# Directions for this task
Retype the material in full, keeping every word the same.

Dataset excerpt
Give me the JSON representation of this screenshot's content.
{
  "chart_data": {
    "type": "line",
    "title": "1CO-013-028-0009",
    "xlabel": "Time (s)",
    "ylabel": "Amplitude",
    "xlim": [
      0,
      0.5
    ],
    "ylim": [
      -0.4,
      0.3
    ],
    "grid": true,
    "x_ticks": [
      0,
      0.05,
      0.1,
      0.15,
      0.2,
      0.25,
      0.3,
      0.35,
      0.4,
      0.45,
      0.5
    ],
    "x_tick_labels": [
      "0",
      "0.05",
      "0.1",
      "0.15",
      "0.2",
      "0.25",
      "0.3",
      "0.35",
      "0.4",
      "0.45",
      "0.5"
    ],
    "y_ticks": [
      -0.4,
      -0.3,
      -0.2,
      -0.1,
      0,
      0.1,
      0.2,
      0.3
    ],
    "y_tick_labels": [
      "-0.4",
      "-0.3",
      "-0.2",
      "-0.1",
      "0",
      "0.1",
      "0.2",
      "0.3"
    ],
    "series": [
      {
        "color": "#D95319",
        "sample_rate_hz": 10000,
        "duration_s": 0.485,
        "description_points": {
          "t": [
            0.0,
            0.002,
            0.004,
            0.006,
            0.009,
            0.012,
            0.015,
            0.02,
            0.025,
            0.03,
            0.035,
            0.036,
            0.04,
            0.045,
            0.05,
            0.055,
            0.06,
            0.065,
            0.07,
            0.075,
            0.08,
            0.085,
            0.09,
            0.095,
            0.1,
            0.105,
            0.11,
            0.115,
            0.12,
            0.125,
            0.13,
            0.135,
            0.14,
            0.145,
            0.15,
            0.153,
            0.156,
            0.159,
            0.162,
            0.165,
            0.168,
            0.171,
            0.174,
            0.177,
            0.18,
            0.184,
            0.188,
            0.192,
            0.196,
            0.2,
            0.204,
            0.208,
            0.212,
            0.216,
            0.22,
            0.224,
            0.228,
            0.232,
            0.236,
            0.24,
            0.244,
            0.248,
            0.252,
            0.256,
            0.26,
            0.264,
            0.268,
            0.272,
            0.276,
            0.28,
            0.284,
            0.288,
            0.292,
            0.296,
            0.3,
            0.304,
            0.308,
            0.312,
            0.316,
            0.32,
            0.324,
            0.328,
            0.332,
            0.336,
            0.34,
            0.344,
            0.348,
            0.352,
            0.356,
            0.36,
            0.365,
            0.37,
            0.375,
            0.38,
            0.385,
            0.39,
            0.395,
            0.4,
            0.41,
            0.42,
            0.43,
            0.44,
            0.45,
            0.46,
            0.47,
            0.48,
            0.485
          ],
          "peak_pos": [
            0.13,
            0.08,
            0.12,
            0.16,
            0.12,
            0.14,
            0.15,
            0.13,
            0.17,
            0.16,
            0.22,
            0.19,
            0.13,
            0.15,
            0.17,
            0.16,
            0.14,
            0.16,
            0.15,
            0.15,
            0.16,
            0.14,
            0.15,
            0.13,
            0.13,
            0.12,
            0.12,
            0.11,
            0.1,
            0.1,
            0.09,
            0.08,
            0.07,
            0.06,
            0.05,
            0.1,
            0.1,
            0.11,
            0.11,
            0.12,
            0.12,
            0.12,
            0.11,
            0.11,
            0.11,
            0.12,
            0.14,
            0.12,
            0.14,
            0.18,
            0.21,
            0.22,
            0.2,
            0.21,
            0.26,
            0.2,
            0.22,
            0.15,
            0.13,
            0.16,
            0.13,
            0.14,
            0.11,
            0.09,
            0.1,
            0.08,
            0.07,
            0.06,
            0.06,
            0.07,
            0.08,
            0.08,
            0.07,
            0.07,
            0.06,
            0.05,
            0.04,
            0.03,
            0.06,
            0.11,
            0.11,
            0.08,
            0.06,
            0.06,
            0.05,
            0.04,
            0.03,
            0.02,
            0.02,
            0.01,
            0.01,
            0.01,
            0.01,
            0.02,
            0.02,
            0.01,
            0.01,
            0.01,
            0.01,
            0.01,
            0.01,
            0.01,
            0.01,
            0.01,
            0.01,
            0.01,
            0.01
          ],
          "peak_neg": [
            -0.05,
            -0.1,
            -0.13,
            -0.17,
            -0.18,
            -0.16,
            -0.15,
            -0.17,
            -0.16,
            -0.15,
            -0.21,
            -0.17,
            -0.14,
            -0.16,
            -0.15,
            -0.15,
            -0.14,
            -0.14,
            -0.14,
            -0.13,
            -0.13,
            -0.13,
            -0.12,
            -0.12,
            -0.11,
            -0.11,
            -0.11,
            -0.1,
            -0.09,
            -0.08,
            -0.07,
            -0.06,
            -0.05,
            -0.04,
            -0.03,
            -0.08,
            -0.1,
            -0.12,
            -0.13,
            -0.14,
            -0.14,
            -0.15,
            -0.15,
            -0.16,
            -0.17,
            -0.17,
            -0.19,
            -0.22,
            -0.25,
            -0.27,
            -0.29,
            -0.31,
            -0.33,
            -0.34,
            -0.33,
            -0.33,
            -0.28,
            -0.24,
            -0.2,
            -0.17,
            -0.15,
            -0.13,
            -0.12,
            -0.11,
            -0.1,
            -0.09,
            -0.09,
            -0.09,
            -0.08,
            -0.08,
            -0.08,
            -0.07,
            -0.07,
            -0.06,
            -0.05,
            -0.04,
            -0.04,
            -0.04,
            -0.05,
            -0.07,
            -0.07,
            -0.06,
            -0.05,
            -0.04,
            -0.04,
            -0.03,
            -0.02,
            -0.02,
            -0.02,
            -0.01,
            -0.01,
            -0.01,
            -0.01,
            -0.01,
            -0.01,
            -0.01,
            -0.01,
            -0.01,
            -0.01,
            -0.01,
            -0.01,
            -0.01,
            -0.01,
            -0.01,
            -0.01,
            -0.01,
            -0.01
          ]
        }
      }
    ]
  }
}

# The solution
Give me the JSON representation of this screenshot's content.
{
  "chart_data": {
    "type": "line",
    "title": "1CO-013-028-0009",
    "xlabel": "Time (s)",
    "ylabel": "Amplitude",
    "xlim": [
      0,
      0.5
    ],
    "ylim": [
      -0.4,
      0.3
    ],
    "grid": true,
    "x_ticks": [
      0,
      0.05,
      0.1,
      0.15,
      0.2,
      0.25,
      0.3,
      0.35,
      0.4,
      0.45,
      0.5
    ],
    "x_tick_labels": [
      "0",
      "0.05",
      "0.1",
      "0.15",
      "0.2",
      "0.25",
      "0.3",
      "0.35",
      "0.4",
      "0.45",
      "0.5"
    ],
    "y_ticks": [
      -0.4,
      -0.3,
      -0.2,
      -0.1,
      0,
      0.1,
      0.2,
      0.3
    ],
    "y_tick_labels": [
      "-0.4",
      "-0.3",
      "-0.2",
      "-0.1",
      "0",
      "0.1",
      "0.2",
      "0.3"
    ],
    "series": [
      {
        "color": "#D95319",
        "sample_rate_hz": 10000,
        "duration_s": 0.485,
        "description_points": {
          "t": [
            0.0,
            0.002,
            0.004,
            0.006,
            0.009,
            0.012,
            0.015,
            0.02,
            0.025,
            0.03,
            0.035,
            0.036,
            0.04,
            0.045,
            0.05,
            0.055,
            0.06,
            0.065,
            0.07,
            0.075,
            0.08,
            0.085,
            0.09,
            0.095,
            0.1,
            0.105,
            0.11,
            0.115,
            0.12,
            0.125,
            0.13,
            0.135,
            0.14,
            0.145,
            0.15,
            0.153,
            0.156,
            0.159,
            0.162,
            0.165,
            0.168,
            0.171,
            0.174,
            0.177,
            0.18,
            0.184,
            0.188,
            0.192,
            0.196,
            0.2,
            0.204,
            0.208,
            0.212,
            0.216,
            0.22,
            0.224,
            0.228,
            0.232,
            0.236,
            0.24,
            0.244,
            0.248,
            0.252,
            0.256,
            0.26,
            0.264,
            0.268,
            0.272,
            0.276,
            0.28,
            0.284,
            0.288,
            0.292,
            0.296,
            0.3,
            0.304,
            0.308,
            0.312,
            0.316,
            0.32,
            0.324,
            0.328,
            0.332,
            0.336,
            0.34,
            0.344,
            0.348,
            0.352,
            0.356,
            0.36,
            0.365,
            0.37,
            0.375,
            0.38,
            0.385,
            0.39,
            0.395,
            0.4,
            0.41,
            0.42,
            0.43,
            0.44,
            0.45,
            0.46,
            0.47,
            0.48,
            0.485
          ],
          "peak_pos": [
            0.13,
            0.08,
            0.12,
            0.16,
            0.12,
            0.14,
            0.15,
            0.13,
            0.17,
            0.16,
            0.22,
            0.19,
            0.13,
            0.15,
            0.17,
            0.16,
            0.14,
            0.16,
            0.15,
            0.15,
            0.16,
            0.14,
            0.15,
            0.13,
            0.13,
            0.12,
            0.12,
            0.11,
            0.1,
            0.1,
            0.09,
            0.08,
            0.07,
            0.06,
            0.05,
            0.1,
            0.1,
            0.11,
            0.11,
            0.12,
            0.12,
            0.12,
            0.11,
            0.11,
            0.11,
            0.12,
            0.14,
            0.12,
            0.14,
            0.18,
            0.21,
            0.22,
            0.2,
            0.21,
            0.26,
            0.2,
            0.22,
            0.15,
            0.13,
            0.16,
            0.13,
            0.14,
            0.11,
            0.09,
            0.1,
            0.08,
            0.07,
            0.06,
            0.06,
            0.07,
            0.08,
            0.08,
            0.07,
            0.07,
            0.06,
            0.05,
            0.04,
            0.03,
            0.06,
            0.11,
            0.11,
            0.08,
            0.06,
            0.06,
            0.05,
            0.04,
            0.03,
            0.02,
            0.02,
            0.01,
            0.01,
            0.01,
            0.01,
            0.02,
            0.02,
            0.01,
            0.01,
            0.01,
            0.01,
            0.01,
            0.01,
            0.01,
            0.01,
            0.01,
            0.01,
            0.01,
            0.01
          ],
          "peak_neg": [
            -0.05,
            -0.1,
            -0.13,
            -0.17,
            -0.18,
            -0.16,
            -0.15,
            -0.17,
            -0.16,
            -0.15,
            -0.21,
            -0.17,
            -0.14,
            -0.16,
            -0.15,
            -0.15,
            -0.14,
            -0.14,
            -0.14,
            -0.13,
            -0.13,
            -0.13,
            -0.12,
            -0.12,
            -0.11,
            -0.11,
            -0.11,
            -0.1,
            -0.09,
            -0.08,
            -0.07,
            -0.06,
            -0.05,
            -0.04,
            -0.03,
            -0.08,
            -0.1,
            -0.12,
            -0.13,
            -0.14,
            -0.14,
            -0.15,
            -0.15,
            -0.16,
            -0.17,
            -0.17,
            -0.19,
            -0.22,
            -0.25,
            -0.27,
            -0.29,
            -0.31,
            -0.33,
            -0.34,
            -0.33,
            -0.33,
            -0.28,
            -0.24,
            -0.2,
            -0.17,
            -0.15,
            -0.13,
            -0.12,
            -0.11,
            -0.1,
            -0.09,
            -0.09,
            -0.09,
            -0.08,
            -0.08,
            -0.08,
            -0.07,
            -0.07,
            -0.06,
            -0.05,
            -0.04,
            -0.04,
            -0.04,
            -0.05,
            -0.07,
            -0.07,
            -0.06,
            -0.05,
            -0.04,
            -0.04,
            -0.03,
            -0.02,
            -0.02,
            -0.02,
            -0.01,
            -0.01,
            -0.01,
            -0.01,
            -0.01,
            -0.01,
            -0.01,
            -0.01,
            -0.01,
            -0.01,
            -0.01,
            -0.01,
            -0.01,
            -0.01,
            -0.01,
            -0.01,
            -0.01,
            -0.01
          ]
        }
      }
    ]
  }
}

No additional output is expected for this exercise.